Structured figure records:

● ● ● ●

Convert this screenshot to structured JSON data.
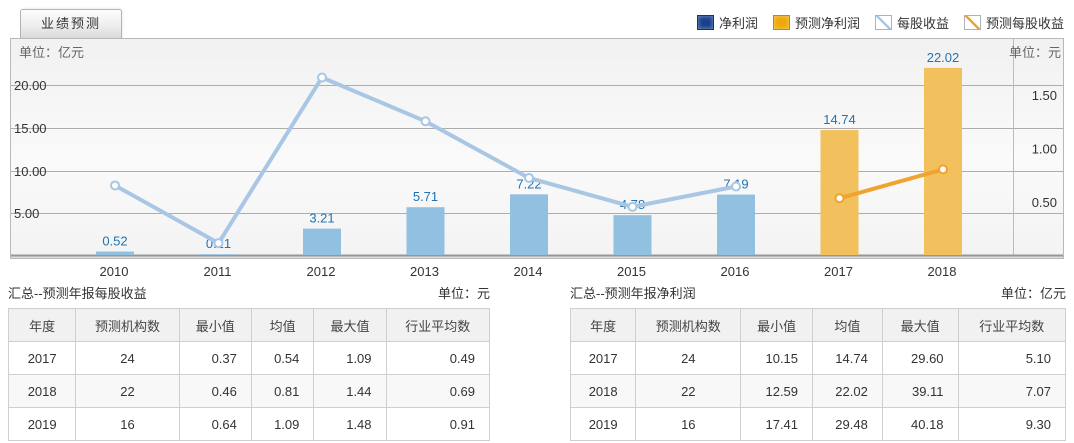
{
  "tab": {
    "label": "业绩预测"
  },
  "legend": {
    "items": [
      {
        "label": "净利润",
        "swatch": "fill",
        "color": "#17418d"
      },
      {
        "label": "预测净利润",
        "swatch": "fill",
        "color": "#eea706"
      },
      {
        "label": "每股收益",
        "swatch": "line",
        "color": "#a9c6e5"
      },
      {
        "label": "预测每股收益",
        "swatch": "line",
        "color": "#f0a32e"
      }
    ]
  },
  "chart_data": {
    "type": "bar",
    "subtype": "bar+line combo, dual axis",
    "categories": [
      "2010",
      "2011",
      "2012",
      "2013",
      "2014",
      "2015",
      "2016",
      "2017",
      "2018"
    ],
    "left_axis": {
      "unit": "单位：亿元",
      "ticks": [
        5,
        10,
        15,
        20
      ],
      "tick_labels": [
        "5.00",
        "10.00",
        "15.00",
        "20.00"
      ],
      "range": [
        0,
        25.4
      ]
    },
    "right_axis": {
      "unit": "单位：元",
      "ticks": [
        0.5,
        1.0,
        1.5
      ],
      "tick_labels": [
        "0.50",
        "1.00",
        "1.50"
      ],
      "range": [
        0,
        2.03
      ]
    },
    "series": [
      {
        "name": "净利润",
        "type": "bar",
        "axis": "left",
        "color": "#92c0e0",
        "values": [
          0.52,
          0.21,
          3.21,
          5.71,
          7.22,
          4.78,
          7.19,
          null,
          null
        ],
        "data_labels": true
      },
      {
        "name": "预测净利润",
        "type": "bar",
        "axis": "left",
        "color": "#f3c05e",
        "values": [
          null,
          null,
          null,
          null,
          null,
          null,
          null,
          14.74,
          22.02
        ],
        "data_labels": true
      },
      {
        "name": "每股收益",
        "type": "line",
        "axis": "right",
        "color": "#a9c6e5",
        "values": [
          0.66,
          0.12,
          1.67,
          1.26,
          0.73,
          0.46,
          0.65,
          null,
          null
        ],
        "values_estimated_from_pixels": true
      },
      {
        "name": "预测每股收益",
        "type": "line",
        "axis": "right",
        "color": "#f0a32e",
        "values": [
          null,
          null,
          null,
          null,
          null,
          null,
          null,
          0.54,
          0.81
        ]
      }
    ],
    "bar_label_color": "#2273b2",
    "grid": true,
    "legend_position": "top-right"
  },
  "sections": {
    "eps": {
      "title": "汇总--预测年报每股收益",
      "unit": "单位：元"
    },
    "profit": {
      "title": "汇总--预测年报净利润",
      "unit": "单位：亿元"
    }
  },
  "tables": {
    "headers": [
      "年度",
      "预测机构数",
      "最小值",
      "均值",
      "最大值",
      "行业平均数"
    ],
    "eps_rows": [
      [
        "2017",
        "24",
        "0.37",
        "0.54",
        "1.09",
        "0.49"
      ],
      [
        "2018",
        "22",
        "0.46",
        "0.81",
        "1.44",
        "0.69"
      ],
      [
        "2019",
        "16",
        "0.64",
        "1.09",
        "1.48",
        "0.91"
      ]
    ],
    "profit_rows": [
      [
        "2017",
        "24",
        "10.15",
        "14.74",
        "29.60",
        "5.10"
      ],
      [
        "2018",
        "22",
        "12.59",
        "22.02",
        "39.11",
        "7.07"
      ],
      [
        "2019",
        "16",
        "17.41",
        "29.48",
        "40.18",
        "9.30"
      ]
    ]
  }
}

● ● ● ●

Omitting all images, retype each line of the records precisely.

Convert this screenshot to structured JSON data.
{
  "tab": {
    "label": "业绩预测"
  },
  "legend": {
    "items": [
      {
        "label": "净利润",
        "swatch": "fill",
        "color": "#17418d"
      },
      {
        "label": "预测净利润",
        "swatch": "fill",
        "color": "#eea706"
      },
      {
        "label": "每股收益",
        "swatch": "line",
        "color": "#a9c6e5"
      },
      {
        "label": "预测每股收益",
        "swatch": "line",
        "color": "#f0a32e"
      }
    ]
  },
  "chart_data": {
    "type": "bar",
    "subtype": "bar+line combo, dual axis",
    "categories": [
      "2010",
      "2011",
      "2012",
      "2013",
      "2014",
      "2015",
      "2016",
      "2017",
      "2018"
    ],
    "left_axis": {
      "unit": "单位：亿元",
      "ticks": [
        5,
        10,
        15,
        20
      ],
      "tick_labels": [
        "5.00",
        "10.00",
        "15.00",
        "20.00"
      ],
      "range": [
        0,
        25.4
      ]
    },
    "right_axis": {
      "unit": "单位：元",
      "ticks": [
        0.5,
        1.0,
        1.5
      ],
      "tick_labels": [
        "0.50",
        "1.00",
        "1.50"
      ],
      "range": [
        0,
        2.03
      ]
    },
    "series": [
      {
        "name": "净利润",
        "type": "bar",
        "axis": "left",
        "color": "#92c0e0",
        "values": [
          0.52,
          0.21,
          3.21,
          5.71,
          7.22,
          4.78,
          7.19,
          null,
          null
        ],
        "data_labels": true
      },
      {
        "name": "预测净利润",
        "type": "bar",
        "axis": "left",
        "color": "#f3c05e",
        "values": [
          null,
          null,
          null,
          null,
          null,
          null,
          null,
          14.74,
          22.02
        ],
        "data_labels": true
      },
      {
        "name": "每股收益",
        "type": "line",
        "axis": "right",
        "color": "#a9c6e5",
        "values": [
          0.66,
          0.12,
          1.67,
          1.26,
          0.73,
          0.46,
          0.65,
          null,
          null
        ],
        "values_estimated_from_pixels": true
      },
      {
        "name": "预测每股收益",
        "type": "line",
        "axis": "right",
        "color": "#f0a32e",
        "values": [
          null,
          null,
          null,
          null,
          null,
          null,
          null,
          0.54,
          0.81
        ]
      }
    ],
    "bar_label_color": "#2273b2",
    "grid": true,
    "legend_position": "top-right"
  },
  "sections": {
    "eps": {
      "title": "汇总--预测年报每股收益",
      "unit": "单位：元"
    },
    "profit": {
      "title": "汇总--预测年报净利润",
      "unit": "单位：亿元"
    }
  },
  "tables": {
    "headers": [
      "年度",
      "预测机构数",
      "最小值",
      "均值",
      "最大值",
      "行业平均数"
    ],
    "eps_rows": [
      [
        "2017",
        "24",
        "0.37",
        "0.54",
        "1.09",
        "0.49"
      ],
      [
        "2018",
        "22",
        "0.46",
        "0.81",
        "1.44",
        "0.69"
      ],
      [
        "2019",
        "16",
        "0.64",
        "1.09",
        "1.48",
        "0.91"
      ]
    ],
    "profit_rows": [
      [
        "2017",
        "24",
        "10.15",
        "14.74",
        "29.60",
        "5.10"
      ],
      [
        "2018",
        "22",
        "12.59",
        "22.02",
        "39.11",
        "7.07"
      ],
      [
        "2019",
        "16",
        "17.41",
        "29.48",
        "40.18",
        "9.30"
      ]
    ]
  }
}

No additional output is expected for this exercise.